Task to complete
Would you set down every entry shown below, precisely as written?

Stored data
═══

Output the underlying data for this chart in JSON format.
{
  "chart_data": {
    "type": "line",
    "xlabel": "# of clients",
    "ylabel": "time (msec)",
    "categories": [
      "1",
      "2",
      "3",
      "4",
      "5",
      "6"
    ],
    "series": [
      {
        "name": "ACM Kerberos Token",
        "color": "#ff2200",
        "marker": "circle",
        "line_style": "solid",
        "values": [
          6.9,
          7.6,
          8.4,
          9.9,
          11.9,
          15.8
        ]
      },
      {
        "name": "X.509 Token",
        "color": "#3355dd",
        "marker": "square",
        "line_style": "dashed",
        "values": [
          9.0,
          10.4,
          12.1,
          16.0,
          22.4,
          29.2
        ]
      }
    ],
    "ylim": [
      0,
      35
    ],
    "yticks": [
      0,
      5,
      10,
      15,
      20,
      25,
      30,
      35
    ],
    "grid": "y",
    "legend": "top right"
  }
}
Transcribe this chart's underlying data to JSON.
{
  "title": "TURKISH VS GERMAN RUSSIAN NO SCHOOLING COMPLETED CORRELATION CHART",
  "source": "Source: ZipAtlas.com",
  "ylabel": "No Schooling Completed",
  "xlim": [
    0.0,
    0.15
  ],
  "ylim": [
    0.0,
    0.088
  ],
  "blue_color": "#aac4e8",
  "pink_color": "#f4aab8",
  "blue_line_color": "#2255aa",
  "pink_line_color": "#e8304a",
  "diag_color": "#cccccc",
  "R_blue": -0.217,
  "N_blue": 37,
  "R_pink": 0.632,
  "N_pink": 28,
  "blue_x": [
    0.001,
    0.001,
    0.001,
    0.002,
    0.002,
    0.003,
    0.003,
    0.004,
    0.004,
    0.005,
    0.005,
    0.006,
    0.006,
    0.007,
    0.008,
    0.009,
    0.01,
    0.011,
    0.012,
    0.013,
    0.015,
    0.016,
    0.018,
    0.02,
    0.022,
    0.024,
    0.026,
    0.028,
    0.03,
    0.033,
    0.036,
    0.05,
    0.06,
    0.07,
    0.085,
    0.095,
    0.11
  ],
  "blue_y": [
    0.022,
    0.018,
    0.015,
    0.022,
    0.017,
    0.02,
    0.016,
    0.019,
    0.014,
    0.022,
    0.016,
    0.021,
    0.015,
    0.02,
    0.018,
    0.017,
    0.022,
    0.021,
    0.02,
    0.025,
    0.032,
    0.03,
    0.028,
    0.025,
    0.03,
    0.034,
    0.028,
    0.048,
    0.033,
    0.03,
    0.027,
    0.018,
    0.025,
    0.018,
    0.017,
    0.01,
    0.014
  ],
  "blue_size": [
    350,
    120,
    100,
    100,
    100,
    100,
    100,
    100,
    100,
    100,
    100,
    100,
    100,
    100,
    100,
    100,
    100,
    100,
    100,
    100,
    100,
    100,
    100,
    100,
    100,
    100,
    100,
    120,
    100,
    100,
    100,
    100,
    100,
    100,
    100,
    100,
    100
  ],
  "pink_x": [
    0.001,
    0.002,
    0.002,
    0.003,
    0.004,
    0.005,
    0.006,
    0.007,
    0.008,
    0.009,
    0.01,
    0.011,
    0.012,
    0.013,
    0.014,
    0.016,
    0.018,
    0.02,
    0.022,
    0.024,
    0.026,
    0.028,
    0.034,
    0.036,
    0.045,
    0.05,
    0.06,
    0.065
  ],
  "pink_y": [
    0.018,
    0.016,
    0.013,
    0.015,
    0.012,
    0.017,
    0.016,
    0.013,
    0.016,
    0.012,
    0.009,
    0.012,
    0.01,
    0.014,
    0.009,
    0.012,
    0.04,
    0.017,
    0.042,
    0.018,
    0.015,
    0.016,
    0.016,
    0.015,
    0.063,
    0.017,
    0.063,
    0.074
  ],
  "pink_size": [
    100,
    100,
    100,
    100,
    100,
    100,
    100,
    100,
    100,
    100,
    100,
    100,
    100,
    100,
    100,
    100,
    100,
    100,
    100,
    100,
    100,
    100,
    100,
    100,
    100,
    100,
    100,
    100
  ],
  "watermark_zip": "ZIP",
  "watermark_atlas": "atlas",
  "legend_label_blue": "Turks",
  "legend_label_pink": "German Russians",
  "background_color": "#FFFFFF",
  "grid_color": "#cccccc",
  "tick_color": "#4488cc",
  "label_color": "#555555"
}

═══

Answer
Output the underlying data for this chart in JSON format.
{
  "chart_data": {
    "type": "line",
    "xlabel": "# of clients",
    "ylabel": "time (msec)",
    "categories": [
      "1",
      "2",
      "3",
      "4",
      "5",
      "6"
    ],
    "series": [
      {
        "name": "ACM Kerberos Token",
        "color": "#ff2200",
        "marker": "circle",
        "line_style": "solid",
        "values": [
          6.9,
          7.6,
          8.4,
          9.9,
          11.9,
          15.8
        ]
      },
      {
        "name": "X.509 Token",
        "color": "#3355dd",
        "marker": "square",
        "line_style": "dashed",
        "values": [
          9.0,
          10.4,
          12.1,
          16.0,
          22.4,
          29.2
        ]
      }
    ],
    "ylim": [
      0,
      35
    ],
    "yticks": [
      0,
      5,
      10,
      15,
      20,
      25,
      30,
      35
    ],
    "grid": "y",
    "legend": "top right"
  }
}
Transcribe this chart's underlying data to JSON.
{
  "title": "TURKISH VS GERMAN RUSSIAN NO SCHOOLING COMPLETED CORRELATION CHART",
  "source": "Source: ZipAtlas.com",
  "ylabel": "No Schooling Completed",
  "xlim": [
    0.0,
    0.15
  ],
  "ylim": [
    0.0,
    0.088
  ],
  "blue_color": "#aac4e8",
  "pink_color": "#f4aab8",
  "blue_line_color": "#2255aa",
  "pink_line_color": "#e8304a",
  "diag_color": "#cccccc",
  "R_blue": -0.217,
  "N_blue": 37,
  "R_pink": 0.632,
  "N_pink": 28,
  "blue_x": [
    0.001,
    0.001,
    0.001,
    0.002,
    0.002,
    0.003,
    0.003,
    0.004,
    0.004,
    0.005,
    0.005,
    0.006,
    0.006,
    0.007,
    0.008,
    0.009,
    0.01,
    0.011,
    0.012,
    0.013,
    0.015,
    0.016,
    0.018,
    0.02,
    0.022,
    0.024,
    0.026,
    0.028,
    0.03,
    0.033,
    0.036,
    0.05,
    0.06,
    0.07,
    0.085,
    0.095,
    0.11
  ],
  "blue_y": [
    0.022,
    0.018,
    0.015,
    0.022,
    0.017,
    0.02,
    0.016,
    0.019,
    0.014,
    0.022,
    0.016,
    0.021,
    0.015,
    0.02,
    0.018,
    0.017,
    0.022,
    0.021,
    0.02,
    0.025,
    0.032,
    0.03,
    0.028,
    0.025,
    0.03,
    0.034,
    0.028,
    0.048,
    0.033,
    0.03,
    0.027,
    0.018,
    0.025,
    0.018,
    0.017,
    0.01,
    0.014
  ],
  "blue_size": [
    350,
    120,
    100,
    100,
    100,
    100,
    100,
    100,
    100,
    100,
    100,
    100,
    100,
    100,
    100,
    100,
    100,
    100,
    100,
    100,
    100,
    100,
    100,
    100,
    100,
    100,
    100,
    120,
    100,
    100,
    100,
    100,
    100,
    100,
    100,
    100,
    100
  ],
  "pink_x": [
    0.001,
    0.002,
    0.002,
    0.003,
    0.004,
    0.005,
    0.006,
    0.007,
    0.008,
    0.009,
    0.01,
    0.011,
    0.012,
    0.013,
    0.014,
    0.016,
    0.018,
    0.02,
    0.022,
    0.024,
    0.026,
    0.028,
    0.034,
    0.036,
    0.045,
    0.05,
    0.06,
    0.065
  ],
  "pink_y": [
    0.018,
    0.016,
    0.013,
    0.015,
    0.012,
    0.017,
    0.016,
    0.013,
    0.016,
    0.012,
    0.009,
    0.012,
    0.01,
    0.014,
    0.009,
    0.012,
    0.04,
    0.017,
    0.042,
    0.018,
    0.015,
    0.016,
    0.016,
    0.015,
    0.063,
    0.017,
    0.063,
    0.074
  ],
  "pink_size": [
    100,
    100,
    100,
    100,
    100,
    100,
    100,
    100,
    100,
    100,
    100,
    100,
    100,
    100,
    100,
    100,
    100,
    100,
    100,
    100,
    100,
    100,
    100,
    100,
    100,
    100,
    100,
    100
  ],
  "watermark_zip": "ZIP",
  "watermark_atlas": "atlas",
  "legend_label_blue": "Turks",
  "legend_label_pink": "German Russians",
  "background_color": "#FFFFFF",
  "grid_color": "#cccccc",
  "tick_color": "#4488cc",
  "label_color": "#555555"
}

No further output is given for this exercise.